-- Begin --

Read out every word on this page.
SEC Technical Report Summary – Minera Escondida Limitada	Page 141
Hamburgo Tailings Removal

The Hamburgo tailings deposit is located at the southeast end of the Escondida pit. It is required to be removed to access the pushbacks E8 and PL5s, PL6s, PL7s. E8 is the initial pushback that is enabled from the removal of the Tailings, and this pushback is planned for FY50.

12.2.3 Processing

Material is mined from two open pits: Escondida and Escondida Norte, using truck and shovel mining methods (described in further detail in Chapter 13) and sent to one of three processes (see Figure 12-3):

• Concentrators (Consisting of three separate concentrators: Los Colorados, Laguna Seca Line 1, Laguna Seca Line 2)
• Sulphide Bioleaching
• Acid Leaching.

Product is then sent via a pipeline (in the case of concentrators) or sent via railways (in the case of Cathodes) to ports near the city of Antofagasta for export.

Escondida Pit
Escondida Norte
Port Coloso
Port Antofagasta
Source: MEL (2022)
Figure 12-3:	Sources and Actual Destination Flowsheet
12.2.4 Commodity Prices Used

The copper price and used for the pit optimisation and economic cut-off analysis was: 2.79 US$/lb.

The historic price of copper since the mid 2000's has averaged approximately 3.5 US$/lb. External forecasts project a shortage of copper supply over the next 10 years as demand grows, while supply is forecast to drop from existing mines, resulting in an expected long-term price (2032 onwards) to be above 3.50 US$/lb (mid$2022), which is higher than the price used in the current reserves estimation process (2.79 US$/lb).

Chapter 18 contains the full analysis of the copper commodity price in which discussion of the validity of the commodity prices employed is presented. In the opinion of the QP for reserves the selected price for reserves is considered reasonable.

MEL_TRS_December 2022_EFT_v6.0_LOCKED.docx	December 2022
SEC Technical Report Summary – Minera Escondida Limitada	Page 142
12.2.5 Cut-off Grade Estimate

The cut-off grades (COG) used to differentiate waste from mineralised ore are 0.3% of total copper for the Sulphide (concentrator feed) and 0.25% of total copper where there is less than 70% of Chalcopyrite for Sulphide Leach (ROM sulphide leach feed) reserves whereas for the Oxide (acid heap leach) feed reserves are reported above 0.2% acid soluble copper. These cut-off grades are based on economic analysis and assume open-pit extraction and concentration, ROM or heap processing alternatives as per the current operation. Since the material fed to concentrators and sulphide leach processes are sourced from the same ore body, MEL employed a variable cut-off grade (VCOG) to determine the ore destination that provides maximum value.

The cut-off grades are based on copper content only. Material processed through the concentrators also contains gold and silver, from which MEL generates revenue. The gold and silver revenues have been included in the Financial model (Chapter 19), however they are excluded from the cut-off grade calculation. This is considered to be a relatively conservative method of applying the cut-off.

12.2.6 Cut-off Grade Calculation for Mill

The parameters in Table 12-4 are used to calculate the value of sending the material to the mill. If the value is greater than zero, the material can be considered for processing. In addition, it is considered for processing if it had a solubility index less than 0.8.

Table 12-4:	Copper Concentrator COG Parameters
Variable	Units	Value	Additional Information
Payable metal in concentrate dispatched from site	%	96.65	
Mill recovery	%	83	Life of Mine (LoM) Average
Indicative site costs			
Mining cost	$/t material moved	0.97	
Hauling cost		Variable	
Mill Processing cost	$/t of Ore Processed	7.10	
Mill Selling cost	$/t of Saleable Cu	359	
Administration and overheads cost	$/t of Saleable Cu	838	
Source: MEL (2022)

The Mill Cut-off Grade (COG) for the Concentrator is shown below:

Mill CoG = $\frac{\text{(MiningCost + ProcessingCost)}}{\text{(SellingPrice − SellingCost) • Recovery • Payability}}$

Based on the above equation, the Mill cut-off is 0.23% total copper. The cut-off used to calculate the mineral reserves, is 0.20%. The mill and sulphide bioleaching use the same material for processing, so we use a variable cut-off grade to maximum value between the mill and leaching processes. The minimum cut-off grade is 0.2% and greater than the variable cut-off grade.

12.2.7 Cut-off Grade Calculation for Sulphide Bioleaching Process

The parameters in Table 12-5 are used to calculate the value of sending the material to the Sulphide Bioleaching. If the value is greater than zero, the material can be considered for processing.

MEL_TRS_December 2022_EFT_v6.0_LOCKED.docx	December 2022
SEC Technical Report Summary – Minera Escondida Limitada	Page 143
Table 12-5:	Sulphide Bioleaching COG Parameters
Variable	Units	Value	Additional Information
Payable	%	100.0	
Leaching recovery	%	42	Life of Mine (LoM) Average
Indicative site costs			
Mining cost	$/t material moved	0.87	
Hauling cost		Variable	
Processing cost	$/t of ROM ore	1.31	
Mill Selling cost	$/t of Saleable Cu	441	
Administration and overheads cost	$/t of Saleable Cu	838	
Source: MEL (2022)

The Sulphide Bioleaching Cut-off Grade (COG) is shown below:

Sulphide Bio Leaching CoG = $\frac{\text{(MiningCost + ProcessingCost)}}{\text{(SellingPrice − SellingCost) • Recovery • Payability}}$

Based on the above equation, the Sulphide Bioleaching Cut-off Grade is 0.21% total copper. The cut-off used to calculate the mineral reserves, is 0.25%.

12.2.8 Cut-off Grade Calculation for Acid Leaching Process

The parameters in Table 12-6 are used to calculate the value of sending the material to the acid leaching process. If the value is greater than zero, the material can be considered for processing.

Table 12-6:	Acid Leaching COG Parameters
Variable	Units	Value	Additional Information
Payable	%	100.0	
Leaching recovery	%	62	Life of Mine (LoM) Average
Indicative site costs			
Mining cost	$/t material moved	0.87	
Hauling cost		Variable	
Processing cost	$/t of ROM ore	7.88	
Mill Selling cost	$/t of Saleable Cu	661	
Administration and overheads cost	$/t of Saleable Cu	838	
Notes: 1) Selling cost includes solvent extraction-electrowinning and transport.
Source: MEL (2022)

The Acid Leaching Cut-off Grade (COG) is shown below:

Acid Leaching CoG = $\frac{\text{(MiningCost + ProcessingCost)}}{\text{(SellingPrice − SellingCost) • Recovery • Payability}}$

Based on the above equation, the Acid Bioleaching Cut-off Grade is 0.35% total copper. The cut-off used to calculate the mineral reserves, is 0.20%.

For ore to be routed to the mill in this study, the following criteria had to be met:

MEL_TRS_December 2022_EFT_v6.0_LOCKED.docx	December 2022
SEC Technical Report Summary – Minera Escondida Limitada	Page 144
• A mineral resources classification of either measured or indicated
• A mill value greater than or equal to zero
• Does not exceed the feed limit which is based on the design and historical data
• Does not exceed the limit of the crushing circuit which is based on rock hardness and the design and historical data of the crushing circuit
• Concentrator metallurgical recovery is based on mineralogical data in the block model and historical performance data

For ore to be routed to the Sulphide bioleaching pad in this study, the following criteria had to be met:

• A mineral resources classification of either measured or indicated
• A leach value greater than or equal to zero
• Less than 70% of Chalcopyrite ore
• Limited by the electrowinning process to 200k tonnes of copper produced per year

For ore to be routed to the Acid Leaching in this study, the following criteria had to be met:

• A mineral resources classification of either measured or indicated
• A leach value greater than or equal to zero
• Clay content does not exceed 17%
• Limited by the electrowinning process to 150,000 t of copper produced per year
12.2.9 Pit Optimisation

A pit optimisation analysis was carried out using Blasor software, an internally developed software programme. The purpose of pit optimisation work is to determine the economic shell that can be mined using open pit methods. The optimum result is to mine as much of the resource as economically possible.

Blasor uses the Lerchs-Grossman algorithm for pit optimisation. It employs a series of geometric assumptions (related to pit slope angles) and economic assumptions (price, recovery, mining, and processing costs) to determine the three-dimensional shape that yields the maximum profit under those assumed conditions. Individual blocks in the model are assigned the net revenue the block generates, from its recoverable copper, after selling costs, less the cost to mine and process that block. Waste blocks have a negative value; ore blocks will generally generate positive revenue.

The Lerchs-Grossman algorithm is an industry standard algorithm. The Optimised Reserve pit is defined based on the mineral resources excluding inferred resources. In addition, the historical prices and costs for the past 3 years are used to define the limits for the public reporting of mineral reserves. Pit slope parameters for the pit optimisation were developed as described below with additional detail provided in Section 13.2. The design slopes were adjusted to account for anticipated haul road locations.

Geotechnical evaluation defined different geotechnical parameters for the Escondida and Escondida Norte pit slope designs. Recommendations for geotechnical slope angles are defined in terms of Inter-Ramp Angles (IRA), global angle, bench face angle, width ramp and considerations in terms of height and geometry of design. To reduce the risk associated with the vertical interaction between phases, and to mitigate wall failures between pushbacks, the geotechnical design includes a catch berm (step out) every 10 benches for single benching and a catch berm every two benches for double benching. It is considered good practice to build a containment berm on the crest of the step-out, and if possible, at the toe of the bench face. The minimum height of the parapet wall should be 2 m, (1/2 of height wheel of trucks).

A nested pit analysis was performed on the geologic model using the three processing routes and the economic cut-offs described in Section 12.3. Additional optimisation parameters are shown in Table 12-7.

-- End --

> _EXERCISE DIRECTIONS_: Track down every line of the material containing the string "frac", and copy it.

> _IN RESPONSE_:
Mill CoG = $\frac{\text{(MiningCost + ProcessingCost)}}{\text{(SellingPrice − SellingCost) • Recovery • Payability}}$
Sulphide Bio Leaching CoG = $\frac{\text{(MiningCost + ProcessingCost)}}{\text{(SellingPrice − SellingCost) • Recovery • Payability}}$
Acid Leaching CoG = $\frac{\text{(MiningCost + ProcessingCost)}}{\text{(SellingPrice − SellingCost) • Recovery • Payability}}$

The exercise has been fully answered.